Collection entries:
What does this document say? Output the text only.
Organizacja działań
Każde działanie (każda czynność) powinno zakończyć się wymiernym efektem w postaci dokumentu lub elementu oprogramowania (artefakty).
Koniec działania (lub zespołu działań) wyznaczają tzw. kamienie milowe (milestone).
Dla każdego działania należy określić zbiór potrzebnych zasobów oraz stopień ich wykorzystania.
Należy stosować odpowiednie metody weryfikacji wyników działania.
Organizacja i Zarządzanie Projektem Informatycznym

* _TO BE DONE_
Repeat each of the entries above precisely as given.

* _TASK RESPONSE_
What does this document say? Output the text only.
Organizacja działań
Każde działanie (każda czynność) powinno zakończyć się wymiernym efektem w postaci dokumentu lub elementu oprogramowania (artefakty).
Koniec działania (lub zespołu działań) wyznaczają tzw. kamienie milowe (milestone).
Dla każdego działania należy określić zbiór potrzebnych zasobów oraz stopień ich wykorzystania.
Należy stosować odpowiednie metody weryfikacji wyników działania.
Organizacja i Zarządzanie Projektem Informatycznym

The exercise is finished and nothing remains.